━━━━━ Recorded information ━━━━━
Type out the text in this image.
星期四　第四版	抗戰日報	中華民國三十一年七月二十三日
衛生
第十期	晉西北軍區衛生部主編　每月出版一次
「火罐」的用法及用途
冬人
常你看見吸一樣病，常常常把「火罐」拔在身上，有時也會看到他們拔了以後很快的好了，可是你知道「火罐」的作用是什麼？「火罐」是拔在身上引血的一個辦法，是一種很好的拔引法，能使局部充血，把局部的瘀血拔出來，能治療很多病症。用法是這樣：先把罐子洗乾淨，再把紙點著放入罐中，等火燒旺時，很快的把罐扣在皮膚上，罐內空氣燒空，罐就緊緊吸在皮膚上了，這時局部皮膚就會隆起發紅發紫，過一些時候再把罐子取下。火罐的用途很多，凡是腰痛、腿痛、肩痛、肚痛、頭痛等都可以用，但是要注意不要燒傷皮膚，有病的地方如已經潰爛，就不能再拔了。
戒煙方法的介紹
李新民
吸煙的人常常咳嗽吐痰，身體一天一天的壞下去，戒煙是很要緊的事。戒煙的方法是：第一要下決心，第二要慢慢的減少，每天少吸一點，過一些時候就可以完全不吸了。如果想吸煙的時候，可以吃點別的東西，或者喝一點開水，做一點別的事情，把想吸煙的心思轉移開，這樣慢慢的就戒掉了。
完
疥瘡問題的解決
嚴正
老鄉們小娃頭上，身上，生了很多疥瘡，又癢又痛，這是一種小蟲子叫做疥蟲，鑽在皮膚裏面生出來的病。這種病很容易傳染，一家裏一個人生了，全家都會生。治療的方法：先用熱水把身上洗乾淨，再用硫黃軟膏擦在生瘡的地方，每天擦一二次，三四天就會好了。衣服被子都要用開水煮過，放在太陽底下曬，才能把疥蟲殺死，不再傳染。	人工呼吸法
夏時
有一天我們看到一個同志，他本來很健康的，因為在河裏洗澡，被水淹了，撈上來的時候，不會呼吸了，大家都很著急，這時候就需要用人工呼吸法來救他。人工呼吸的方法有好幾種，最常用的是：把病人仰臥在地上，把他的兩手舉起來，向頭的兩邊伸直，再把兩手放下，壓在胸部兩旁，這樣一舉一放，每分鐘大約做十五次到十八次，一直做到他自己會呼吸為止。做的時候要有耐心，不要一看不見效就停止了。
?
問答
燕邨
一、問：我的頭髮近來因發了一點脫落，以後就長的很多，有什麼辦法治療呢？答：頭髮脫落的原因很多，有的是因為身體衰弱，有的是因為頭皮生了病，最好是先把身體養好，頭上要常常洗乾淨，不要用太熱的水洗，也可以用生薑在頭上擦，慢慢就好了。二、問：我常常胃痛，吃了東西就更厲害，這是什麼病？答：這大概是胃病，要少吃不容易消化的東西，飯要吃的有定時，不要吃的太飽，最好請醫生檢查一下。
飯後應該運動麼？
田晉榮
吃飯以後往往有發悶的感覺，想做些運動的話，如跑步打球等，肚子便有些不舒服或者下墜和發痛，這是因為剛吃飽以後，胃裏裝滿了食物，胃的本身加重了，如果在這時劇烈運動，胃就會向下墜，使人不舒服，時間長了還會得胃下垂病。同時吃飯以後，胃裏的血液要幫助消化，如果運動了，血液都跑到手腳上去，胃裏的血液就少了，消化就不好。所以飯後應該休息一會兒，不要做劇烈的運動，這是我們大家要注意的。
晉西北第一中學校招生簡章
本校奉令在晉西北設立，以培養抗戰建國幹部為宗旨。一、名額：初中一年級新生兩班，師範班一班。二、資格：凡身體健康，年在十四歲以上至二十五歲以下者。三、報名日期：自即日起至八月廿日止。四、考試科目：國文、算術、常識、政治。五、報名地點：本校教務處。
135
━━━━━
## Given problem
Repeat the records above exactly, from the first line to the last.

## Task result
Type out the text in this image.
星期四　第四版	抗戰日報	中華民國三十一年七月二十三日
衛生
第十期	晉西北軍區衛生部主編　每月出版一次
「火罐」的用法及用途
冬人
常你看見吸一樣病，常常常把「火罐」拔在身上，有時也會看到他們拔了以後很快的好了，可是你知道「火罐」的作用是什麼？「火罐」是拔在身上引血的一個辦法，是一種很好的拔引法，能使局部充血，把局部的瘀血拔出來，能治療很多病症。用法是這樣：先把罐子洗乾淨，再把紙點著放入罐中，等火燒旺時，很快的把罐扣在皮膚上，罐內空氣燒空，罐就緊緊吸在皮膚上了，這時局部皮膚就會隆起發紅發紫，過一些時候再把罐子取下。火罐的用途很多，凡是腰痛、腿痛、肩痛、肚痛、頭痛等都可以用，但是要注意不要燒傷皮膚，有病的地方如已經潰爛，就不能再拔了。
戒煙方法的介紹
李新民
吸煙的人常常咳嗽吐痰，身體一天一天的壞下去，戒煙是很要緊的事。戒煙的方法是：第一要下決心，第二要慢慢的減少，每天少吸一點，過一些時候就可以完全不吸了。如果想吸煙的時候，可以吃點別的東西，或者喝一點開水，做一點別的事情，把想吸煙的心思轉移開，這樣慢慢的就戒掉了。
完
疥瘡問題的解決
嚴正
老鄉們小娃頭上，身上，生了很多疥瘡，又癢又痛，這是一種小蟲子叫做疥蟲，鑽在皮膚裏面生出來的病。這種病很容易傳染，一家裏一個人生了，全家都會生。治療的方法：先用熱水把身上洗乾淨，再用硫黃軟膏擦在生瘡的地方，每天擦一二次，三四天就會好了。衣服被子都要用開水煮過，放在太陽底下曬，才能把疥蟲殺死，不再傳染。	人工呼吸法
夏時
有一天我們看到一個同志，他本來很健康的，因為在河裏洗澡，被水淹了，撈上來的時候，不會呼吸了，大家都很著急，這時候就需要用人工呼吸法來救他。人工呼吸的方法有好幾種，最常用的是：把病人仰臥在地上，把他的兩手舉起來，向頭的兩邊伸直，再把兩手放下，壓在胸部兩旁，這樣一舉一放，每分鐘大約做十五次到十八次，一直做到他自己會呼吸為止。做的時候要有耐心，不要一看不見效就停止了。
?
問答
燕邨
一、問：我的頭髮近來因發了一點脫落，以後就長的很多，有什麼辦法治療呢？答：頭髮脫落的原因很多，有的是因為身體衰弱，有的是因為頭皮生了病，最好是先把身體養好，頭上要常常洗乾淨，不要用太熱的水洗，也可以用生薑在頭上擦，慢慢就好了。二、問：我常常胃痛，吃了東西就更厲害，這是什麼病？答：這大概是胃病，要少吃不容易消化的東西，飯要吃的有定時，不要吃的太飽，最好請醫生檢查一下。
飯後應該運動麼？
田晉榮
吃飯以後往往有發悶的感覺，想做些運動的話，如跑步打球等，肚子便有些不舒服或者下墜和發痛，這是因為剛吃飽以後，胃裏裝滿了食物，胃的本身加重了，如果在這時劇烈運動，胃就會向下墜，使人不舒服，時間長了還會得胃下垂病。同時吃飯以後，胃裏的血液要幫助消化，如果運動了，血液都跑到手腳上去，胃裏的血液就少了，消化就不好。所以飯後應該休息一會兒，不要做劇烈的運動，這是我們大家要注意的。
晉西北第一中學校招生簡章
本校奉令在晉西北設立，以培養抗戰建國幹部為宗旨。一、名額：初中一年級新生兩班，師範班一班。二、資格：凡身體健康，年在十四歲以上至二十五歲以下者。三、報名日期：自即日起至八月廿日止。四、考試科目：國文、算術、常識、政治。五、報名地點：本校教務處。
135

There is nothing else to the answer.